Reading passage
□ □ □

A notice of proposed rulemaking was published in the Federal Register on September 8, 2003 (7 CFR part 51). The workplan for the proposed FPB fee increase was classified as non-significant and approved by OMB on June 10, 2003. The comment period ended on October 8, 2003, and FPB received two comments during this period.

The first comment was received from the Washington State Potato Commission (WSPC) opposed raising inspection fees at this time. WSPC asked “is it necessary to raise salaries” and the answer is yes. General and locality salary increases for Federal employees are mandated by Federal law. WSPC also recommended that FPB use its reserve funds. FPB is indeed utilizing its reserve fund to sustain the Federal market inspection program. However, if fees are not increased, the reserve fund would become depleted. The market inspection program reserve level is set by the Agency. A fee increase is necessary in order to prevent falling below the mandated four-month reserve level in FY-2007.

The second comment received from the California Grape and Tree Fruit League (CGTFL) did not oppose the proposed fee increase. CGTFL recommended that FPB make every effort to minimize costs and maximize the efficiency of the program, to maintain training programs for inspections and oversight, to make more inspection data available to the industry, and to seek input from the produce industry. FPB has been and remains committed to such recommendations. Further, FPB has and will continue to seek out cost saving opportunities within the program. Accordingly, in light of the continuing need to maintain the inspection program on a financially sound basis, the Agency has decided to proceed with the fee increase as set forth in the proposal.

List of Subjects in 7 CFR Part 51 Back to Top

begin regulatory text

For the reasons set forth in the preamble, 7 CFR part 51 is amended as follows:

PART 51—[AMENDED] Back to Top

1.The authority citation for 7 CFR part 51 continues to read as follows:

Authority:

7 U.S.C. 1621-1627.

2.Section 51.38 is revised to read as follows:

§ 51.38 Basis for fees and rates.

□ □ □

Dataset content

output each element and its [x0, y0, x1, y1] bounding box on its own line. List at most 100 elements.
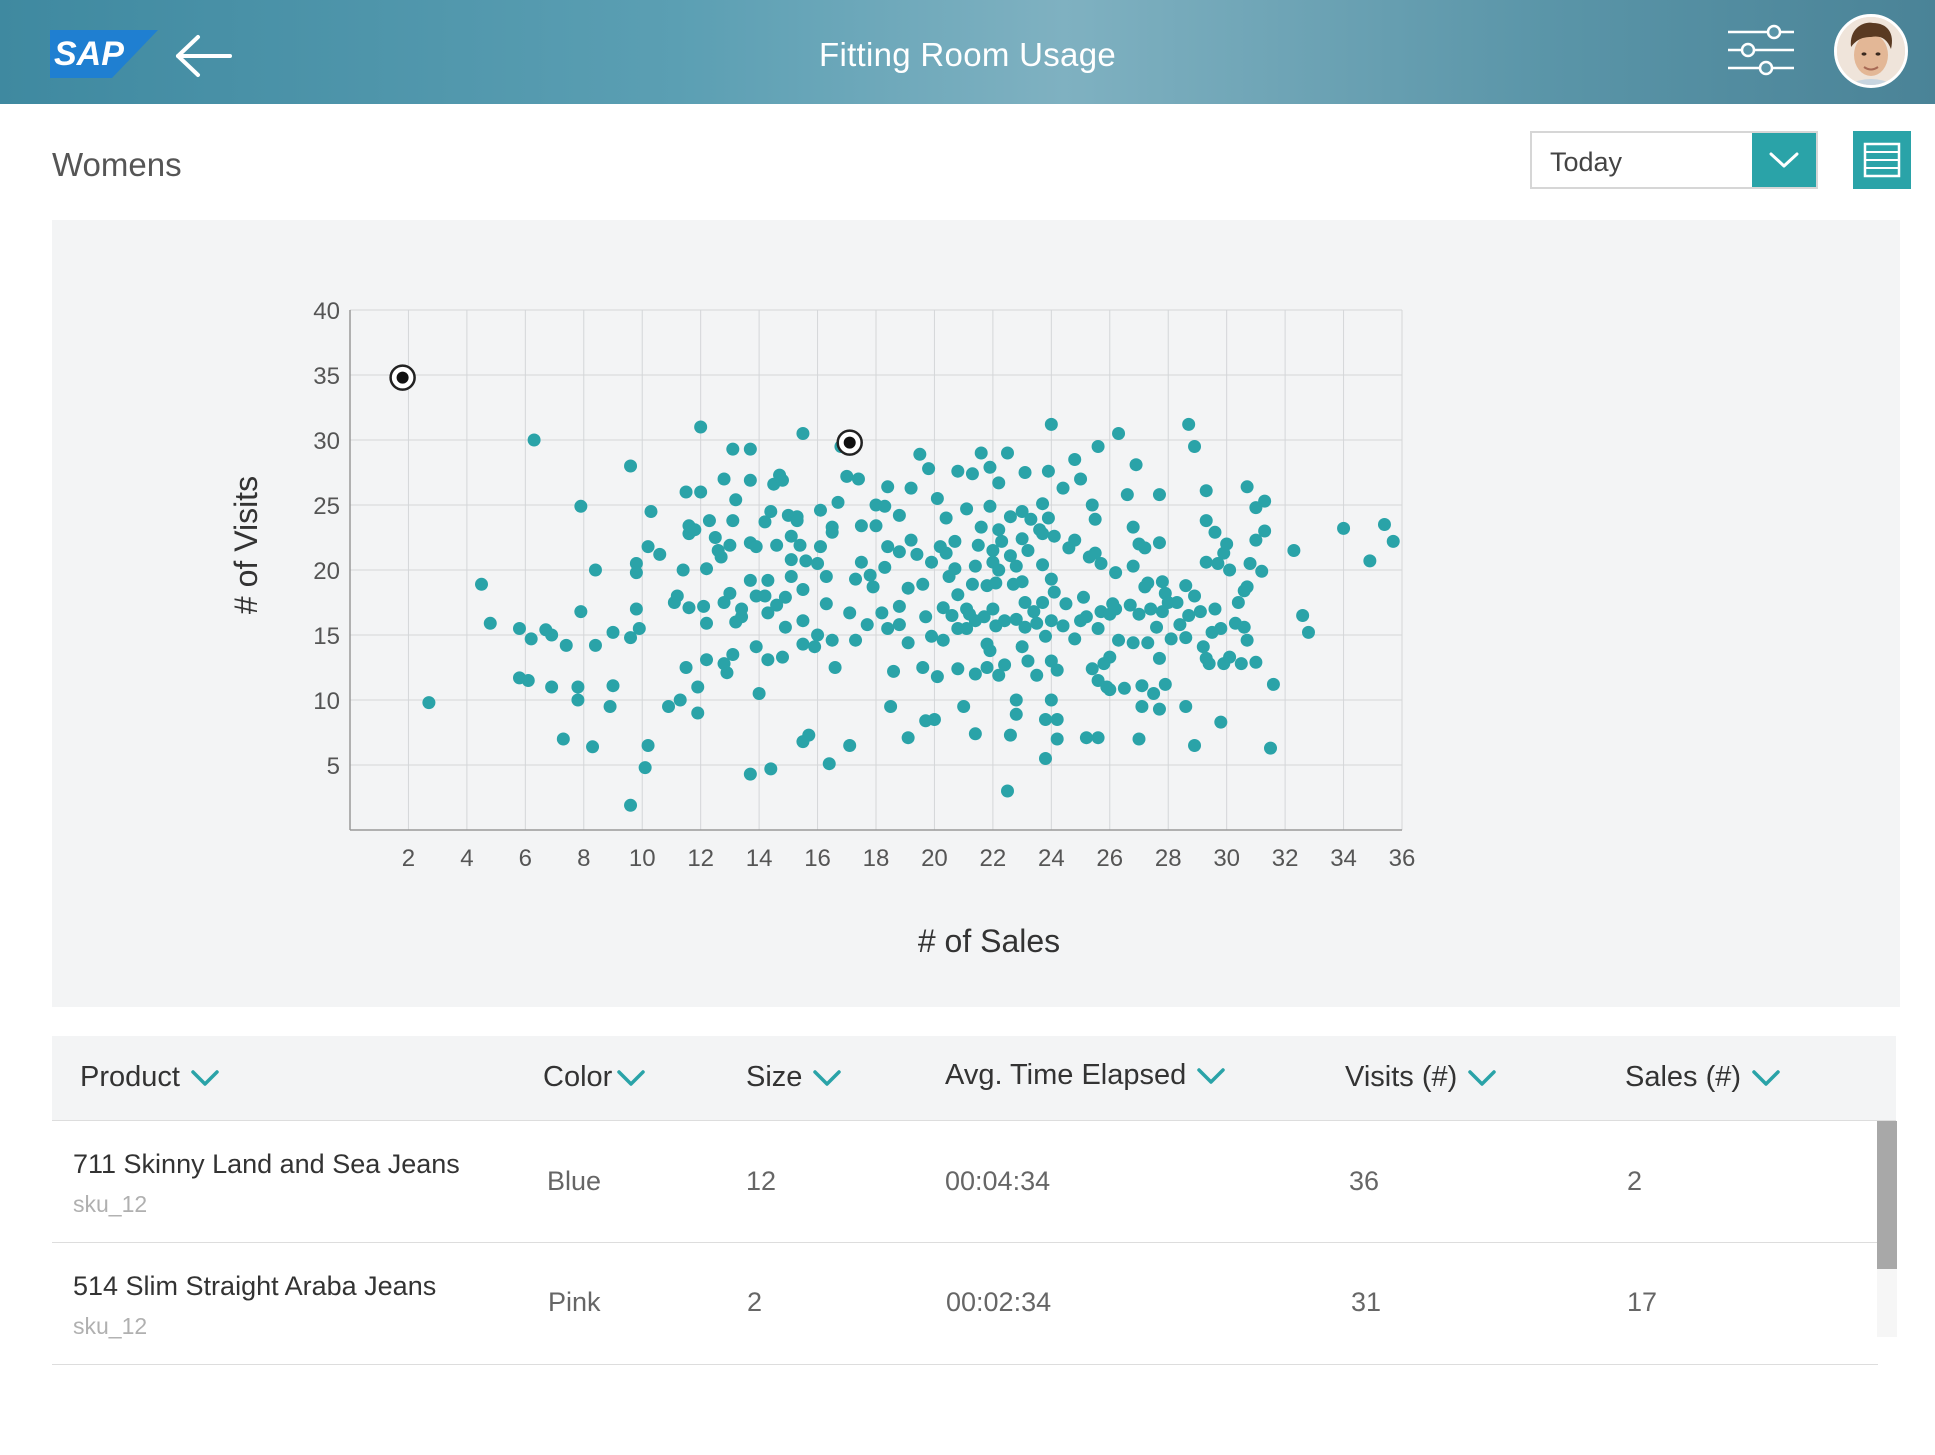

□ □ □

Complete the following
1. Repeat the rule excerpt word for word from "For the reasons" to "fees and rates.".
2. In the rule excerpt, on what date did the comment period end?

Answers
1.
For the reasons set forth in the preamble, 7 CFR part 51 is amended as follows:

PART 51—[AMENDED] Back to Top

1.The authority citation for 7 CFR part 51 continues to read as follows:

Authority:

7 U.S.C. 1621-1627.

2.Section 51.38 is revised to read as follows:

§ 51.38 Basis for fees and rates.

2. October 8, 2003